* Task objective
Lay out every line of the records below as a two-column Markdown table headed Row and Text. Number the rows, skip blank lines, and leave the pictures out.

* Exercise material
▬▬▬▬▬▬▬▬▬▬
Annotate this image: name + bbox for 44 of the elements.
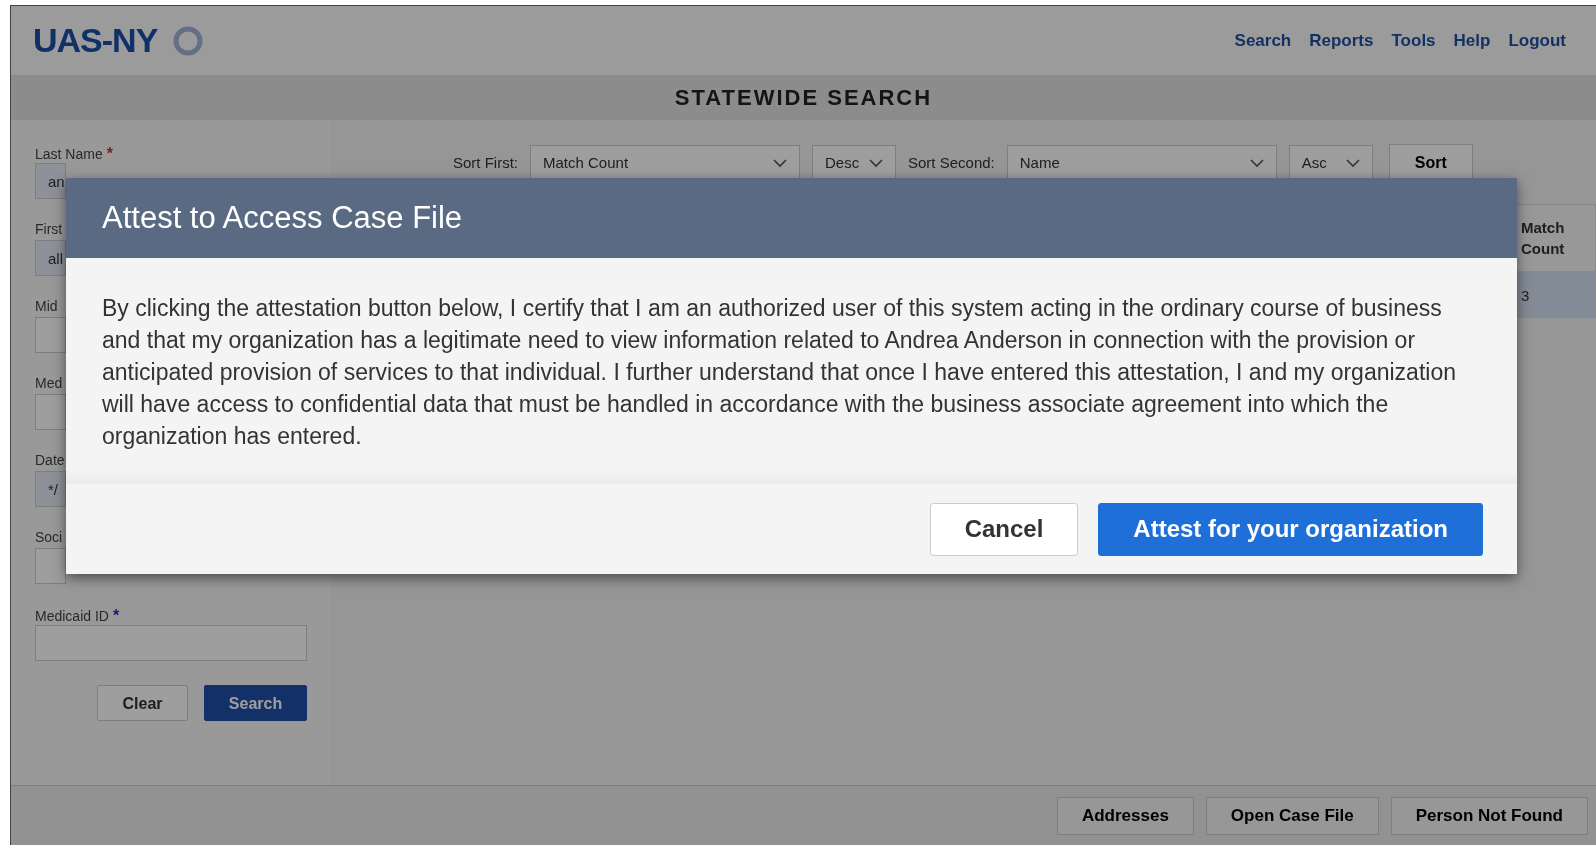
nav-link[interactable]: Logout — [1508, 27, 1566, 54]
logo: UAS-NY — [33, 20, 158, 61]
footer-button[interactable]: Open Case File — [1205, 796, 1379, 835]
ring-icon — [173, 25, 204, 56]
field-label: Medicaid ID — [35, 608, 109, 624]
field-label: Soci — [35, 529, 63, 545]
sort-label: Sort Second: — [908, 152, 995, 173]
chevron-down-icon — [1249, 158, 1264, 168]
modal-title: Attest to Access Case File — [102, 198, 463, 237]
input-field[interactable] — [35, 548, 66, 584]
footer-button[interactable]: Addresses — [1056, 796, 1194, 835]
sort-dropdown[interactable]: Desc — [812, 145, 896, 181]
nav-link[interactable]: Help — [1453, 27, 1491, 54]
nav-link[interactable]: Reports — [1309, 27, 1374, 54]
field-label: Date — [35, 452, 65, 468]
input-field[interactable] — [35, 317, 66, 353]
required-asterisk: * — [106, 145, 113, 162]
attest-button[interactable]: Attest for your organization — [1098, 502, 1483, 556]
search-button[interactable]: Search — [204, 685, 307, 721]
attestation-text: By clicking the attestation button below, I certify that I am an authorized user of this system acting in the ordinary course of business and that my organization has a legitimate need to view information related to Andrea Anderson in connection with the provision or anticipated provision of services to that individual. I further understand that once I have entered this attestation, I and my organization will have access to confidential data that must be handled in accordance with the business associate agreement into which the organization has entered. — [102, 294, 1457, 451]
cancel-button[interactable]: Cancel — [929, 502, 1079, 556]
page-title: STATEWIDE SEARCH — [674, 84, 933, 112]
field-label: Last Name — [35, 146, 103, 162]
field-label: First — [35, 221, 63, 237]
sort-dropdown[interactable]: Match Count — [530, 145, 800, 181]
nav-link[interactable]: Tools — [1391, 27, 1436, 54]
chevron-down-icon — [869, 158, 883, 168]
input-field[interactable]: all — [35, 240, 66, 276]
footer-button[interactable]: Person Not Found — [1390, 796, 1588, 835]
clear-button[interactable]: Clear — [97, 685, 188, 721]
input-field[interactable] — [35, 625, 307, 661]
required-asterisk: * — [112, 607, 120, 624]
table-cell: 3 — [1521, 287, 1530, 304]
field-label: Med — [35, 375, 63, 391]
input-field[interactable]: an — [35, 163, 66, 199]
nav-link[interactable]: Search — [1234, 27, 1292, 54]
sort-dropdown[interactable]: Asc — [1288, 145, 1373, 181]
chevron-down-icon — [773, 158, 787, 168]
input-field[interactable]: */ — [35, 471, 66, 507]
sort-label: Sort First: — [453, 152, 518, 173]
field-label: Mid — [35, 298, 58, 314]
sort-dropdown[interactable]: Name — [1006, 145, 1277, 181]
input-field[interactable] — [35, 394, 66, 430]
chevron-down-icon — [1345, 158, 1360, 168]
▬▬▬▬▬▬▬▬▬▬
* Solution
| Row | Text |
|---|---|
| 1 | Annotate this image: name + bbox for 44 of the elements. |
| 2 | nav-link[interactable]: Logout — [1508, 27, 1566, 54] |
| 3 | logo: UAS-NY — [33, 20, 158, 61] |
| 4 | footer-button[interactable]: Open Case File — [1205, 796, 1379, 835] |
| 5 | ring-icon — [173, 25, 204, 56] |
| 6 | field-label: Medicaid ID — [35, 608, 109, 624] |
| 7 | field-label: Soci — [35, 529, 63, 545] |
| 8 | sort-label: Sort Second: — [908, 152, 995, 173] |
| 9 | chevron-down-icon — [1249, 158, 1264, 168] |
| 10 | modal-title: Attest to Access Case File — [102, 198, 463, 237] |
| 11 | input-field[interactable] — [35, 548, 66, 584] |
| 12 | footer-button[interactable]: Addresses — [1056, 796, 1194, 835] |
| 13 | sort-dropdown[interactable]: Desc — [812, 145, 896, 181] |
| 14 | nav-link[interactable]: Help — [1453, 27, 1491, 54] |
| 15 | nav-link[interactable]: Reports — [1309, 27, 1374, 54] |
| 16 | field-label: Date — [35, 452, 65, 468] |
| 17 | input-field[interactable] — [35, 317, 66, 353] |
| 18 | required-asterisk: * — [106, 145, 113, 162] |
| 19 | attest-button[interactable]: Attest for your organization — [1098, 502, 1483, 556] |
| 20 | search-button[interactable]: Search — [204, 685, 307, 721] |
| 21 | attestation-text: By clicking the attestation button below, I certify that I am an authorized user of this system acting in the ordinary course of business and that my organization has a legitimate need to view information related to Andrea Anderson in connection with the provision or anticipated provision of services to that individual. I further understand that once I have entered this attestation, I and my organization will have access to confidential data that must be handled in accordance with the business associate agreement into which the organization has entered. — [102, 294, 1457, 451] |
| 22 | cancel-button[interactable]: Cancel — [929, 502, 1079, 556] |
| 23 | page-title: STATEWIDE SEARCH — [674, 84, 933, 112] |
| 24 | field-label: Last Name — [35, 146, 103, 162] |
| 25 | field-label: First — [35, 221, 63, 237] |
| 26 | sort-dropdown[interactable]: Match Count — [530, 145, 800, 181] |
| 27 | nav-link[interactable]: Tools — [1391, 27, 1436, 54] |
| 28 | chevron-down-icon — [869, 158, 883, 168] |
| 29 | input-field[interactable]: all — [35, 240, 66, 276] |
| 30 | footer-button[interactable]: Person Not Found — [1390, 796, 1588, 835] |
| 31 | clear-button[interactable]: Clear — [97, 685, 188, 721] |
| 32 | input-field[interactable] — [35, 625, 307, 661] |
| 33 | required-asterisk: * — [112, 607, 120, 624] |
| 34 | table-cell: 3 — [1521, 287, 1530, 304] |
| 35 | field-label: Med — [35, 375, 63, 391] |
| 36 | input-field[interactable]: an — [35, 163, 66, 199] |
| 37 | nav-link[interactable]: Search — [1234, 27, 1292, 54] |
| 38 | sort-dropdown[interactable]: Asc — [1288, 145, 1373, 181] |
| 39 | chevron-down-icon — [773, 158, 787, 168] |
| 40 | input-field[interactable]: */ — [35, 471, 66, 507] |
| 41 | sort-label: Sort First: — [453, 152, 518, 173] |
| 42 | field-label: Mid — [35, 298, 58, 314] |
| 43 | sort-dropdown[interactable]: Name — [1006, 145, 1277, 181] |
| 44 | input-field[interactable] — [35, 394, 66, 430] |
| 45 | chevron-down-icon — [1345, 158, 1360, 168] |